* [Given task]:
Copy out all lines of the records in which the word "page" appears.

* [Dataset records]:

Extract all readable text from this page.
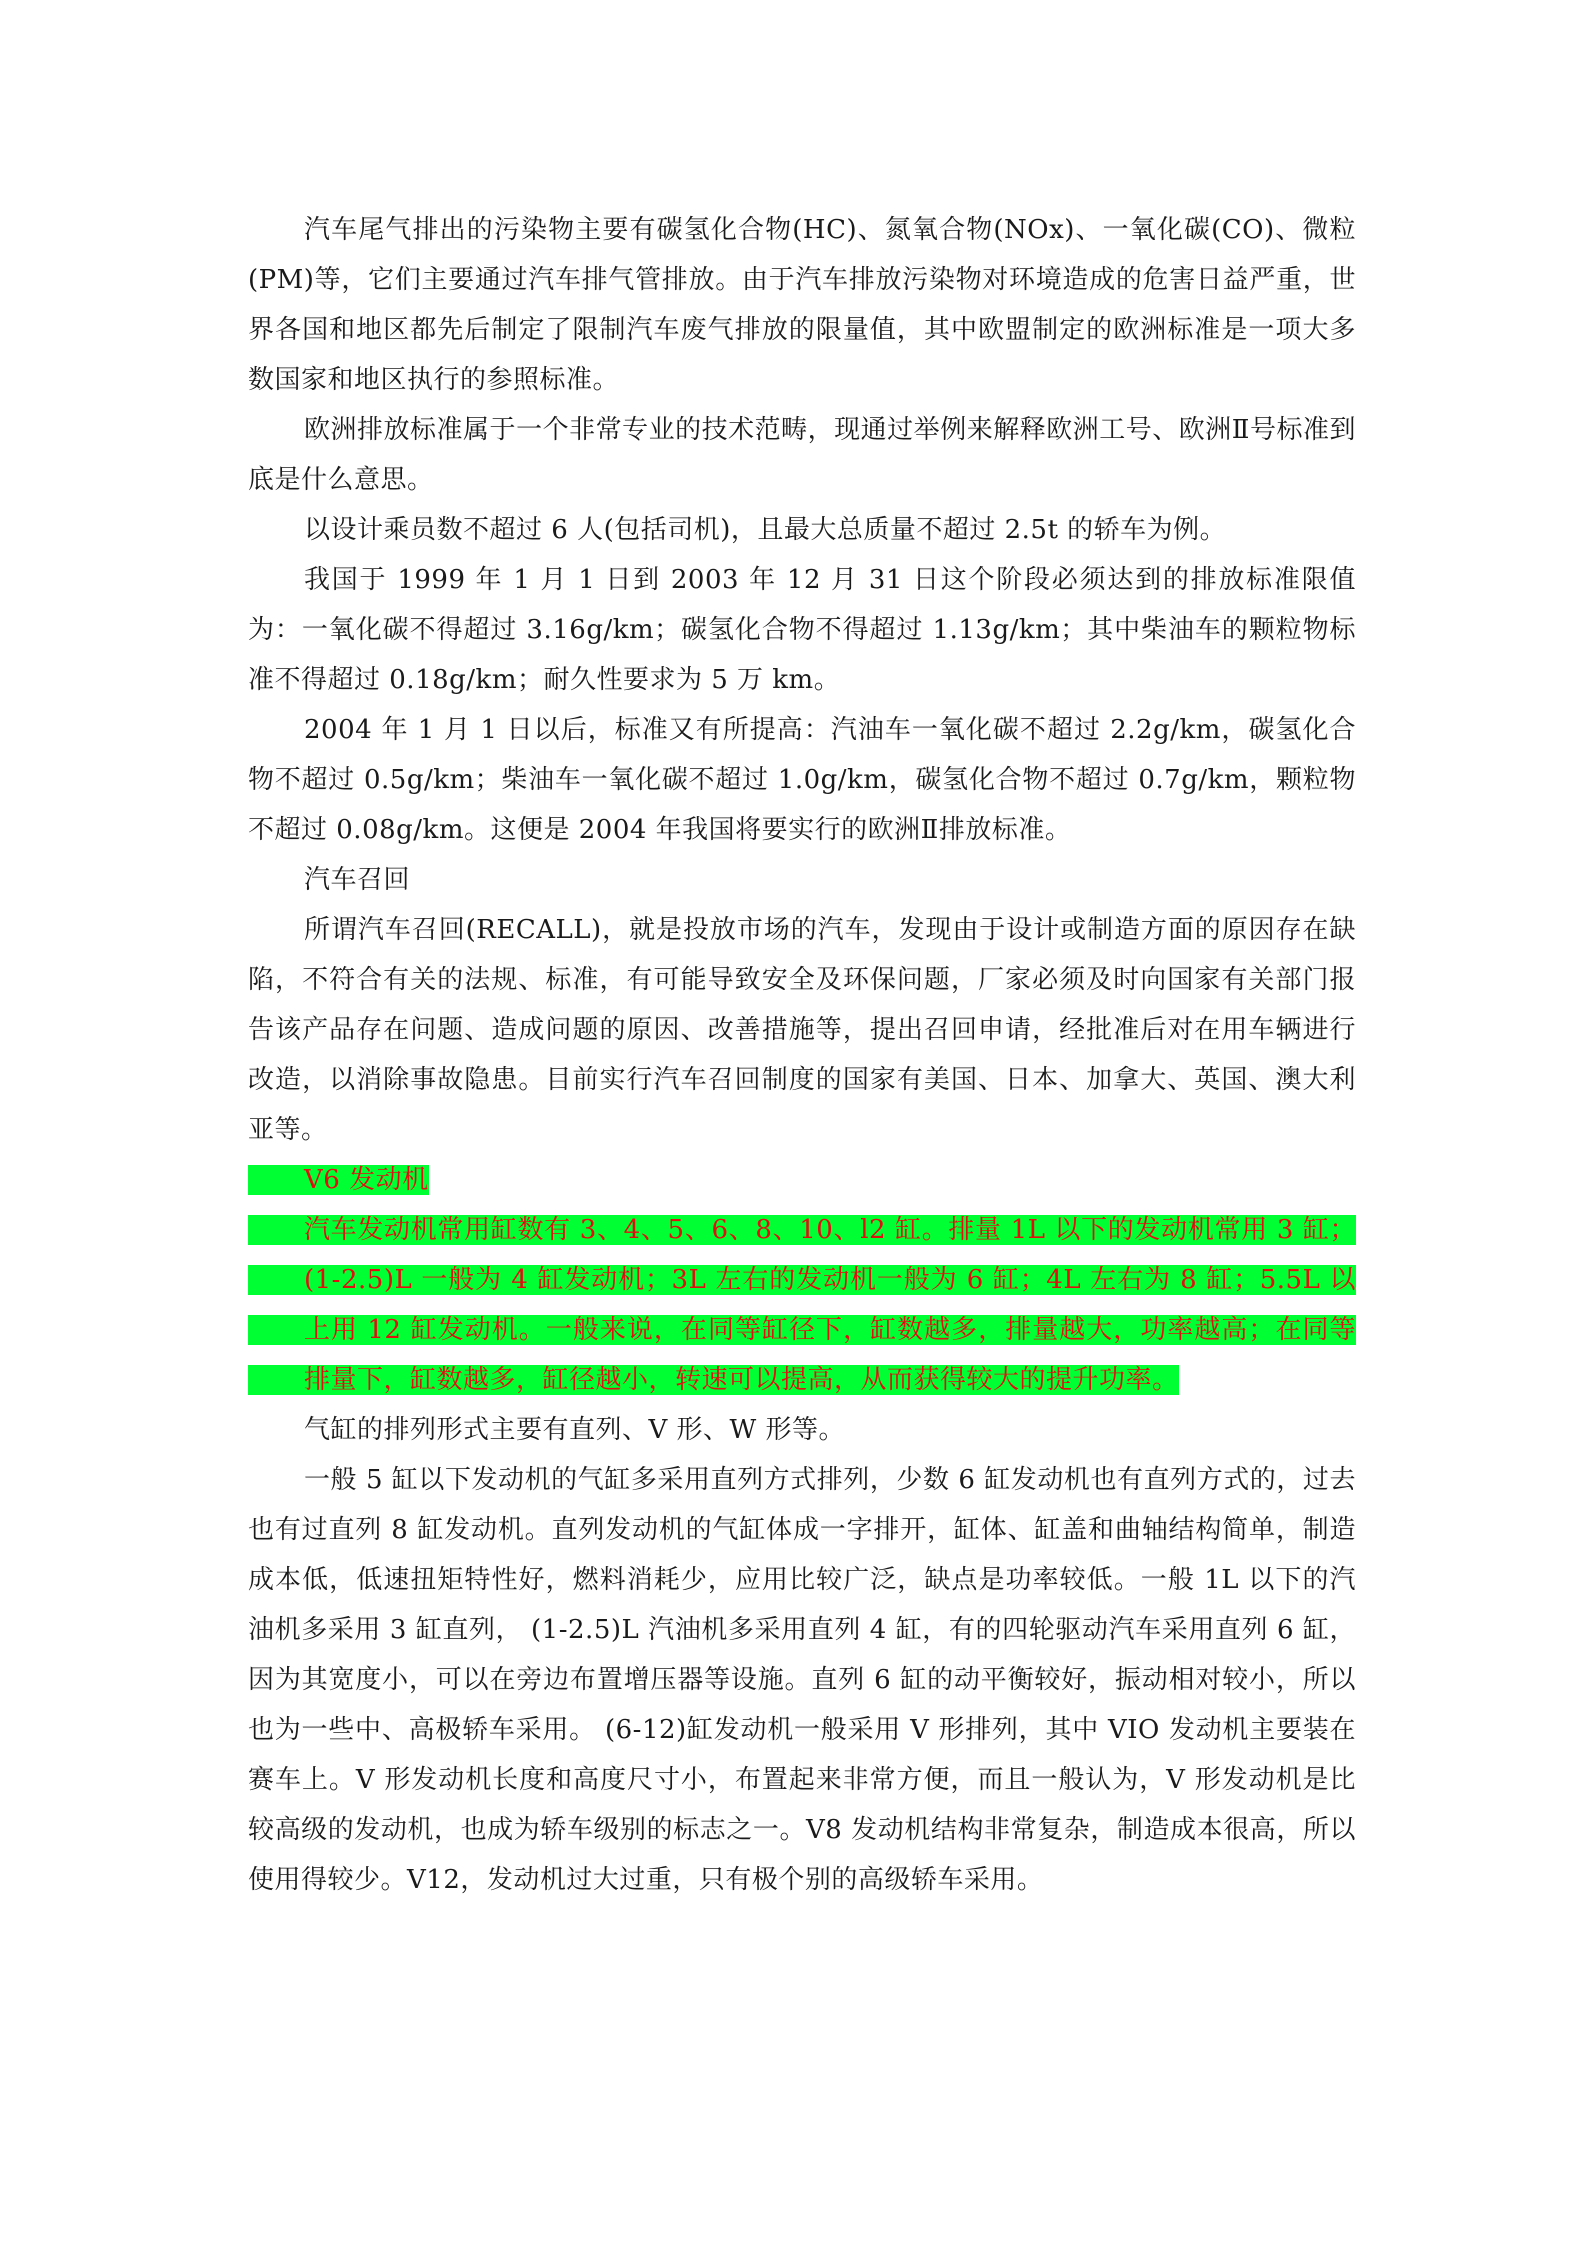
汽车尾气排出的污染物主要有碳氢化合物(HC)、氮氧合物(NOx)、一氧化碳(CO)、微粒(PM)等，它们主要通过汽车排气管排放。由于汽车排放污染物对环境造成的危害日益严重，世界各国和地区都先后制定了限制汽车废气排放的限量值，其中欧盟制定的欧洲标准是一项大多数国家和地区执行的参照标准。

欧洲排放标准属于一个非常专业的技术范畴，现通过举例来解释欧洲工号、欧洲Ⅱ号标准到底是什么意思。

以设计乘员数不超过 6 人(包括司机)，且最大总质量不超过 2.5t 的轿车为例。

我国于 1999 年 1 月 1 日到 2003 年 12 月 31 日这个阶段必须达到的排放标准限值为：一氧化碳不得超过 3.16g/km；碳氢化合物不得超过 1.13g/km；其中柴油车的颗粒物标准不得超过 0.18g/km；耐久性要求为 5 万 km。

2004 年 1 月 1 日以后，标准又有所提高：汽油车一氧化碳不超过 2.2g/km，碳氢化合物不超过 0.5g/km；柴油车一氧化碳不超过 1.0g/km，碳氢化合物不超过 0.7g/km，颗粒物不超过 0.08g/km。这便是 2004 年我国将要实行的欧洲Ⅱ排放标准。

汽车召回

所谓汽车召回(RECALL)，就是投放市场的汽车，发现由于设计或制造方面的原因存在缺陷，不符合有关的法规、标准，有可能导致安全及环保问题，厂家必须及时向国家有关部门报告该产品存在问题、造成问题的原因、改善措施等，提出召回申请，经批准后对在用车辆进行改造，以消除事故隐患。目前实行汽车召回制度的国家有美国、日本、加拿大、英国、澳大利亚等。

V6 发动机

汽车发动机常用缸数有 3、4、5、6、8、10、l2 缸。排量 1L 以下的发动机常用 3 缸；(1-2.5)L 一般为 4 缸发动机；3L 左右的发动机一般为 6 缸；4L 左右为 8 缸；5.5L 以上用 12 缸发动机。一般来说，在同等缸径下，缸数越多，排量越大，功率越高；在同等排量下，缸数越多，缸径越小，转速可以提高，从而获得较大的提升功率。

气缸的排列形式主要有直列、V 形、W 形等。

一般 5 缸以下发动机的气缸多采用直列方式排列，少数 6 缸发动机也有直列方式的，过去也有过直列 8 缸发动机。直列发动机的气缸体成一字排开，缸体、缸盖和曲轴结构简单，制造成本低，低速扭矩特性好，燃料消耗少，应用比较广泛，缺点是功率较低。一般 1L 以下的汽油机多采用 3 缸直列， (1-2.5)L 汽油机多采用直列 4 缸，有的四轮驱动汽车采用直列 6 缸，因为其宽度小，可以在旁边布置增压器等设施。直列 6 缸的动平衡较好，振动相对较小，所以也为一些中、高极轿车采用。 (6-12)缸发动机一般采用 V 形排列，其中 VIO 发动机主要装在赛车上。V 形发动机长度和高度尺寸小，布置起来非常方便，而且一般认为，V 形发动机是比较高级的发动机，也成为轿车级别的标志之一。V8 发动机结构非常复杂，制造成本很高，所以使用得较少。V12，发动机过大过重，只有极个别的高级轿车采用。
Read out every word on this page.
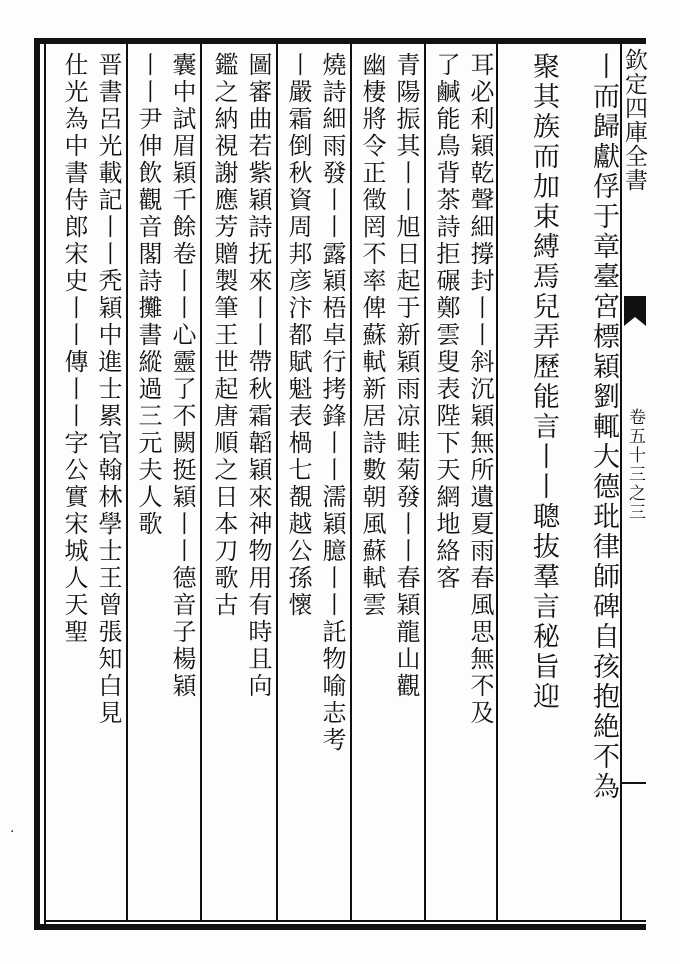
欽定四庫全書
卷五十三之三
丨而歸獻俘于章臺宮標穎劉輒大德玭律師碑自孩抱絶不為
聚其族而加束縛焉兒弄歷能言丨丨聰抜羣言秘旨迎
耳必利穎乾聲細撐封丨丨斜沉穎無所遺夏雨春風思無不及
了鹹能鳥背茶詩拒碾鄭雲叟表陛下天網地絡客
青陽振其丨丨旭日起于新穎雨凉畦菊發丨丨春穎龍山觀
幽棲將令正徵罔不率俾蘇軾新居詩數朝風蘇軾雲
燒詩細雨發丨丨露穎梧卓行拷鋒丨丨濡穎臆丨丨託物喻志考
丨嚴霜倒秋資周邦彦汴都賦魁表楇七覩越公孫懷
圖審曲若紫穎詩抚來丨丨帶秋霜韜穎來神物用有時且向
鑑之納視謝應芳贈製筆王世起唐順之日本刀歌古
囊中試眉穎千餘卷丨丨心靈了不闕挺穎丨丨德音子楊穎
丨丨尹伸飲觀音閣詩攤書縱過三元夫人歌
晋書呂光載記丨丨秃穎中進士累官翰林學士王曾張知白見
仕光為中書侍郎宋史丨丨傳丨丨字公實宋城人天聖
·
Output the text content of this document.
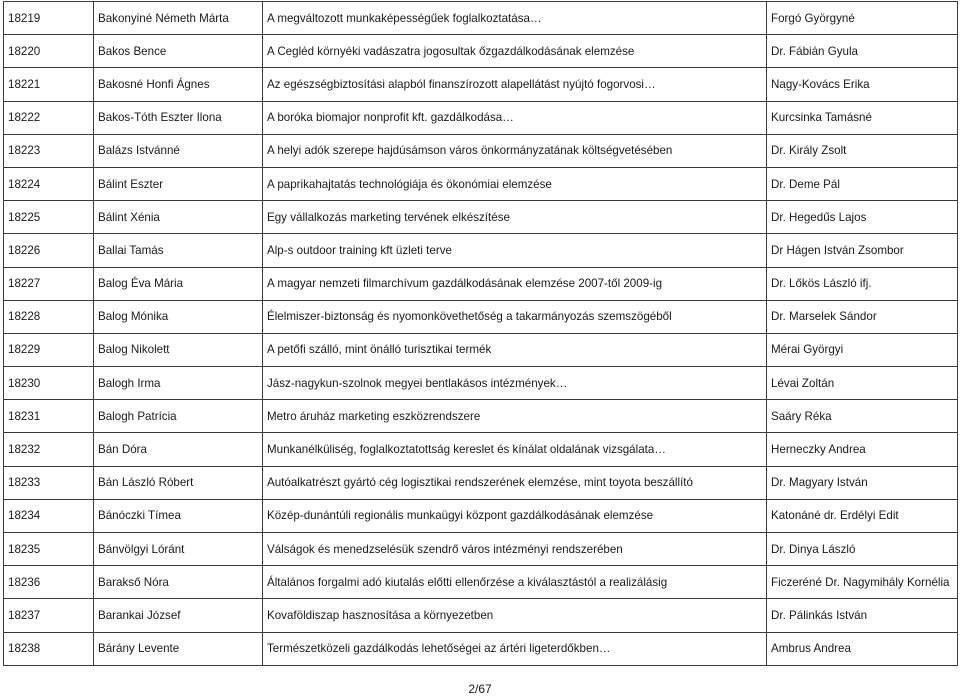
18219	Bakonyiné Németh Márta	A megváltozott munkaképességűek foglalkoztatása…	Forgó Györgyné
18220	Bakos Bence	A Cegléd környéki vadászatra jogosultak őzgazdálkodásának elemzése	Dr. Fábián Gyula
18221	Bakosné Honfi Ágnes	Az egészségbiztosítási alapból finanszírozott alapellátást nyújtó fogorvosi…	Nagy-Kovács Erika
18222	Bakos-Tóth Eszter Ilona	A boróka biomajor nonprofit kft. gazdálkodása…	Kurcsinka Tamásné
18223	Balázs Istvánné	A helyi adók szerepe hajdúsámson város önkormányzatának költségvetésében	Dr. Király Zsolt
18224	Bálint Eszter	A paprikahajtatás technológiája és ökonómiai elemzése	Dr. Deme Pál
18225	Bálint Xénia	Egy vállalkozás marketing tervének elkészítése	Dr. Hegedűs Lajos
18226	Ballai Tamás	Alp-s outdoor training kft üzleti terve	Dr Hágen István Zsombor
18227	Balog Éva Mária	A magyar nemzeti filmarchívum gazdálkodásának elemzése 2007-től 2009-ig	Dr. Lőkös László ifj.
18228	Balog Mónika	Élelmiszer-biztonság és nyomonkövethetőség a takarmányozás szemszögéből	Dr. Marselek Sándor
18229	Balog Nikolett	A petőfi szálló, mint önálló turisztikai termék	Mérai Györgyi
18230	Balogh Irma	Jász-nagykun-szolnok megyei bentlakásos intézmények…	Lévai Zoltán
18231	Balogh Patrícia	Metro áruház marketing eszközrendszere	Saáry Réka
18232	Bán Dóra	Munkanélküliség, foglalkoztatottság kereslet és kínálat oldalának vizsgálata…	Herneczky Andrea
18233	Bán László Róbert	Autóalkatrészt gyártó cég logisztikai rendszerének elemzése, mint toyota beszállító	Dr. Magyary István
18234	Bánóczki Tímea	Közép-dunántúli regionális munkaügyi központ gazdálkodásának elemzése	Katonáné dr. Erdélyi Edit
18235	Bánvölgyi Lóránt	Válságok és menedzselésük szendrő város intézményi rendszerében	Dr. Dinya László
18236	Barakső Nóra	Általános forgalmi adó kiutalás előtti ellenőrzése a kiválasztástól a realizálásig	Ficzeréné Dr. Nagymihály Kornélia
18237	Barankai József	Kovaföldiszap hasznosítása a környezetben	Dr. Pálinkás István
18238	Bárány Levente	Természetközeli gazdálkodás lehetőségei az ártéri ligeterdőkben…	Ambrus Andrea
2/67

* [Response to this exercise]:
Extract all readable text from this page.
Read out every word on this page.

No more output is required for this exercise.